**O que fazer**
Reproduza na íntegra o artigo sobre os ZZ Top e Dusty Hill, sem alterar uma única palavra ou sinal.
--- Artigo ---
Uma viagem iniciada em 1971, com “ZZ Top’s First Album”, até ao último disco gravado com o line-up original (“La Futura”). Billy Gibbons, em discurso directo, faz uma retrospectiva aos 15 discos de estúdio que pontificam na discografia dos ZZ Top.
A notícia foi avançada pelos ZZ Top nas redes sociais no dia 28 de Julho de 2021. Dusty Hill tinha 72 anos e faleceu durante o sono, na sua casa em Houston, Texas. Pode-se ler no post, assinado por Frank e Billy: «Entristece-nos hoje a notícia de que o nosso Compadre, Dusty Hill, faleceu enquanto dormia em casa, em Houston, TX. Nós, tal como tantos e tantos fãs de ZZ Top no mundo inteiro, iremos sentir falta dessa tua sólida maneira de estar presente, da tua candura e desse inabalável compromisso em dar aqueles monumentais graves aos ‘Top’. Estaremos para sempre ligados a esse “Blues Shuffle em C.”. Vamos ter saudades tuas, amigo».
--- Linhas fornecidas ---
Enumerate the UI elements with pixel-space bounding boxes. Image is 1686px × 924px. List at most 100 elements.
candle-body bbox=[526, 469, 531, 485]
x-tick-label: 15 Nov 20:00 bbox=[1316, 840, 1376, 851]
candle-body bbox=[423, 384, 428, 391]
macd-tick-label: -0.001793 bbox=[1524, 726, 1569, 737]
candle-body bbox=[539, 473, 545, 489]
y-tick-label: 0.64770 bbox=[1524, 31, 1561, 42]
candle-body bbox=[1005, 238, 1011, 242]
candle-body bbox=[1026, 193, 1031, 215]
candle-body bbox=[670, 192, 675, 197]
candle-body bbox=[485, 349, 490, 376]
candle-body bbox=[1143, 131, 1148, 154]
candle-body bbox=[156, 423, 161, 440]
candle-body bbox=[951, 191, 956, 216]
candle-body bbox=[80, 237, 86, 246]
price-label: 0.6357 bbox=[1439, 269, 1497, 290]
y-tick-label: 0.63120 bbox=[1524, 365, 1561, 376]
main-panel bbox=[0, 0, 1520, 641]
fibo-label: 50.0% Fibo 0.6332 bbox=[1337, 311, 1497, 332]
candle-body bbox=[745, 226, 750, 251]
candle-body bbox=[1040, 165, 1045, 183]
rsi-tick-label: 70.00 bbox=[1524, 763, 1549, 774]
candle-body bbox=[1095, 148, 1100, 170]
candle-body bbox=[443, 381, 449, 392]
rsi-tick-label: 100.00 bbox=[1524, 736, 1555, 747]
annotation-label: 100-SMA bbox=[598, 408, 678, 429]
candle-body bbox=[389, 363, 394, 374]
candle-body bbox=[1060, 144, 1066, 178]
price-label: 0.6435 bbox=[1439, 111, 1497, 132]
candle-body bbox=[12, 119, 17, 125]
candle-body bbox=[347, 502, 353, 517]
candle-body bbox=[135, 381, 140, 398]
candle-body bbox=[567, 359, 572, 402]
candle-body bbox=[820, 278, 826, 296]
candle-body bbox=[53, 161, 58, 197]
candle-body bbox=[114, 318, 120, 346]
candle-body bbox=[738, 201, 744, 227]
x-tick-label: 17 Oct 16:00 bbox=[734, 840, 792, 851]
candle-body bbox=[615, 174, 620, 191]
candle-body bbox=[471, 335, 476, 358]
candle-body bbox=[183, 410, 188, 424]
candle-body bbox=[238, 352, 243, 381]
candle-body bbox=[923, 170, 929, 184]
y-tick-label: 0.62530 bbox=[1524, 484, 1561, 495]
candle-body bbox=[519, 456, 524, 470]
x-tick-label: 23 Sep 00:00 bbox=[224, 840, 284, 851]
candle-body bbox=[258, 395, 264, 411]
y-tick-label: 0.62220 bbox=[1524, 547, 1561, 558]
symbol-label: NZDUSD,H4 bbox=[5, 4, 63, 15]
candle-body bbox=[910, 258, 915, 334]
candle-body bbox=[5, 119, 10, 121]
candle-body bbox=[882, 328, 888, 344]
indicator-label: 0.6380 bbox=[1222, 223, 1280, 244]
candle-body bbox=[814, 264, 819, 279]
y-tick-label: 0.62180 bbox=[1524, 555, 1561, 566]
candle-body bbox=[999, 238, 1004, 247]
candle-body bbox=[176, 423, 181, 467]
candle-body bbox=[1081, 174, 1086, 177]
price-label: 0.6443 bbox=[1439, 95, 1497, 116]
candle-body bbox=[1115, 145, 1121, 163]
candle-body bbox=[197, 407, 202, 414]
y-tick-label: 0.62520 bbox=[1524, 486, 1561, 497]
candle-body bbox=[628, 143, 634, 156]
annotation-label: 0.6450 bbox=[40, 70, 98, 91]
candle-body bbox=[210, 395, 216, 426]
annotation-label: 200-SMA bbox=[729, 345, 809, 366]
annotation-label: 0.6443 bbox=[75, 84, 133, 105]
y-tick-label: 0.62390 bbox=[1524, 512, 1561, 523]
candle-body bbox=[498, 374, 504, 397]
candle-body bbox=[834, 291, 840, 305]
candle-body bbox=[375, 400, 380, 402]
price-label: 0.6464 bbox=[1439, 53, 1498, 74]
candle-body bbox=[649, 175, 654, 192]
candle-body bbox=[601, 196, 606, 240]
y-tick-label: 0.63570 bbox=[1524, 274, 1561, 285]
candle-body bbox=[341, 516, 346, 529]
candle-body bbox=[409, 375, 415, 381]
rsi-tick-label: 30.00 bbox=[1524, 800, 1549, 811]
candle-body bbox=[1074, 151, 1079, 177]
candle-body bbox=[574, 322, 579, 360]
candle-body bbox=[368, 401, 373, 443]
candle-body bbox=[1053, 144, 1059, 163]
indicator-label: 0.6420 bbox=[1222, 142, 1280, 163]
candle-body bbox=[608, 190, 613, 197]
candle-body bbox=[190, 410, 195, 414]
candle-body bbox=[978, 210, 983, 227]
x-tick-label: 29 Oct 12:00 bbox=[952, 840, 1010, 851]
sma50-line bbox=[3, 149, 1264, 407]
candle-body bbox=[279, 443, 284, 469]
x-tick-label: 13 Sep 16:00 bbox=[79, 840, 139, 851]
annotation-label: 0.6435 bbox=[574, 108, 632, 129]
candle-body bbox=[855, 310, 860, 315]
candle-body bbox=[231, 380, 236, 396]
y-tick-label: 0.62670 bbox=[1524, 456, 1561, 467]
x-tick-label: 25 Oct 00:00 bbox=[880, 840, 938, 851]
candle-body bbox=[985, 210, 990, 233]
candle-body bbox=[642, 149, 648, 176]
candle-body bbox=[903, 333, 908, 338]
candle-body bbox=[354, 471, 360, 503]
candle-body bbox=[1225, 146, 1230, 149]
---
**Resposta**
Uma viagem iniciada em 1971, com “ZZ Top’s First Album”, até ao último disco gravado com o line-up original (“La Futura”). Billy Gibbons, em discurso directo, faz uma retrospectiva aos 15 discos de estúdio que pontificam na discografia dos ZZ Top.
A notícia foi avançada pelos ZZ Top nas redes sociais no dia 28 de Julho de 2021. Dusty Hill tinha 72 anos e faleceu durante o sono, na sua casa em Houston, Texas. Pode-se ler no post, assinado por Frank e Billy: «Entristece-nos hoje a notícia de que o nosso Compadre, Dusty Hill, faleceu enquanto dormia em casa, em Houston, TX. Nós, tal como tantos e tantos fãs de ZZ Top no mundo inteiro, iremos sentir falta dessa tua sólida maneira de estar presente, da tua candura e desse inabalável compromisso em dar aqueles monumentais graves aos ‘Top’. Estaremos para sempre ligados a esse “Blues Shuffle em C.”. Vamos ter saudades tuas, amigo».